■ Stated task ■
Your task is to print all of the material verbatim.

■ Data for the task ■
════════════════

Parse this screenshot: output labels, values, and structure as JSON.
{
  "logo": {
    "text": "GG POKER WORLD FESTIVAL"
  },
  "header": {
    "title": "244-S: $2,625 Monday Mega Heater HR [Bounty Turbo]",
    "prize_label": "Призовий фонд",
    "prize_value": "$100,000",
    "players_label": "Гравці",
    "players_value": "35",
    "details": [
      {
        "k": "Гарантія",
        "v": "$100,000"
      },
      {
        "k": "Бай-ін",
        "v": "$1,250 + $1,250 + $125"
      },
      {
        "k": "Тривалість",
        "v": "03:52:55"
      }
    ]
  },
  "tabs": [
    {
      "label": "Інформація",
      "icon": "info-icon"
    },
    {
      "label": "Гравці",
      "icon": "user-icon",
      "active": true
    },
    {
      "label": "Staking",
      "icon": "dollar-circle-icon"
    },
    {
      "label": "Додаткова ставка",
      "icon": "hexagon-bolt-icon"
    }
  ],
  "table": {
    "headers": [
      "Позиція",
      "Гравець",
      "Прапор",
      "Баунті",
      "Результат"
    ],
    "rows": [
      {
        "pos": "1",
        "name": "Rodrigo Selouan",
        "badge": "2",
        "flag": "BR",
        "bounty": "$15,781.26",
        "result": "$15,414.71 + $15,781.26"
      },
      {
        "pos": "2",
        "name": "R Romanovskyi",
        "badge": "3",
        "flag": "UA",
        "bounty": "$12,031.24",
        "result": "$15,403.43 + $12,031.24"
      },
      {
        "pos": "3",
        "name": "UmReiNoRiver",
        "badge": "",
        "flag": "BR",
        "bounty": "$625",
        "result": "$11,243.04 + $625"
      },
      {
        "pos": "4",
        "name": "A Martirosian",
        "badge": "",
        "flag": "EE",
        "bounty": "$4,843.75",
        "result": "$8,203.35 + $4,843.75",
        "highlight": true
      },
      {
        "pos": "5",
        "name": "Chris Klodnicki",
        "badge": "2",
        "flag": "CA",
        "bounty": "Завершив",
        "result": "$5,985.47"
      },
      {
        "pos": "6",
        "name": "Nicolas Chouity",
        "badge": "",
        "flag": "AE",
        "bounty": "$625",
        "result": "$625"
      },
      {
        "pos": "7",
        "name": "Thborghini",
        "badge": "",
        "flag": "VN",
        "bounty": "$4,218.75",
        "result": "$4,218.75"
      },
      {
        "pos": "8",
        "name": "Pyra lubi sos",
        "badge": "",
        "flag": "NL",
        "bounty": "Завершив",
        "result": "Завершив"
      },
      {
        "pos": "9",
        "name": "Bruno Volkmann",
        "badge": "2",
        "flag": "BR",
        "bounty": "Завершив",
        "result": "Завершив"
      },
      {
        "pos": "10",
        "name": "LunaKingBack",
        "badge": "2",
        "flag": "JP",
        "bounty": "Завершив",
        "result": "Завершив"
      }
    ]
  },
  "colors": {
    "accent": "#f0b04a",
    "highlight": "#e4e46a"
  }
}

════════════════

■ Exercise response ■
Parse this screenshot: output labels, values, and structure as JSON.
{
  "logo": {
    "text": "GG POKER WORLD FESTIVAL"
  },
  "header": {
    "title": "244-S: $2,625 Monday Mega Heater HR [Bounty Turbo]",
    "prize_label": "Призовий фонд",
    "prize_value": "$100,000",
    "players_label": "Гравці",
    "players_value": "35",
    "details": [
      {
        "k": "Гарантія",
        "v": "$100,000"
      },
      {
        "k": "Бай-ін",
        "v": "$1,250 + $1,250 + $125"
      },
      {
        "k": "Тривалість",
        "v": "03:52:55"
      }
    ]
  },
  "tabs": [
    {
      "label": "Інформація",
      "icon": "info-icon"
    },
    {
      "label": "Гравці",
      "icon": "user-icon",
      "active": true
    },
    {
      "label": "Staking",
      "icon": "dollar-circle-icon"
    },
    {
      "label": "Додаткова ставка",
      "icon": "hexagon-bolt-icon"
    }
  ],
  "table": {
    "headers": [
      "Позиція",
      "Гравець",
      "Прапор",
      "Баунті",
      "Результат"
    ],
    "rows": [
      {
        "pos": "1",
        "name": "Rodrigo Selouan",
        "badge": "2",
        "flag": "BR",
        "bounty": "$15,781.26",
        "result": "$15,414.71 + $15,781.26"
      },
      {
        "pos": "2",
        "name": "R Romanovskyi",
        "badge": "3",
        "flag": "UA",
        "bounty": "$12,031.24",
        "result": "$15,403.43 + $12,031.24"
      },
      {
        "pos": "3",
        "name": "UmReiNoRiver",
        "badge": "",
        "flag": "BR",
        "bounty": "$625",
        "result": "$11,243.04 + $625"
      },
      {
        "pos": "4",
        "name": "A Martirosian",
        "badge": "",
        "flag": "EE",
        "bounty": "$4,843.75",
        "result": "$8,203.35 + $4,843.75",
        "highlight": true
      },
      {
        "pos": "5",
        "name": "Chris Klodnicki",
        "badge": "2",
        "flag": "CA",
        "bounty": "Завершив",
        "result": "$5,985.47"
      },
      {
        "pos": "6",
        "name": "Nicolas Chouity",
        "badge": "",
        "flag": "AE",
        "bounty": "$625",
        "result": "$625"
      },
      {
        "pos": "7",
        "name": "Thborghini",
        "badge": "",
        "flag": "VN",
        "bounty": "$4,218.75",
        "result": "$4,218.75"
      },
      {
        "pos": "8",
        "name": "Pyra lubi sos",
        "badge": "",
        "flag": "NL",
        "bounty": "Завершив",
        "result": "Завершив"
      },
      {
        "pos": "9",
        "name": "Bruno Volkmann",
        "badge": "2",
        "flag": "BR",
        "bounty": "Завершив",
        "result": "Завершив"
      },
      {
        "pos": "10",
        "name": "LunaKingBack",
        "badge": "2",
        "flag": "JP",
        "bounty": "Завершив",
        "result": "Завершив"
      }
    ]
  },
  "colors": {
    "accent": "#f0b04a",
    "highlight": "#e4e46a"
  }
}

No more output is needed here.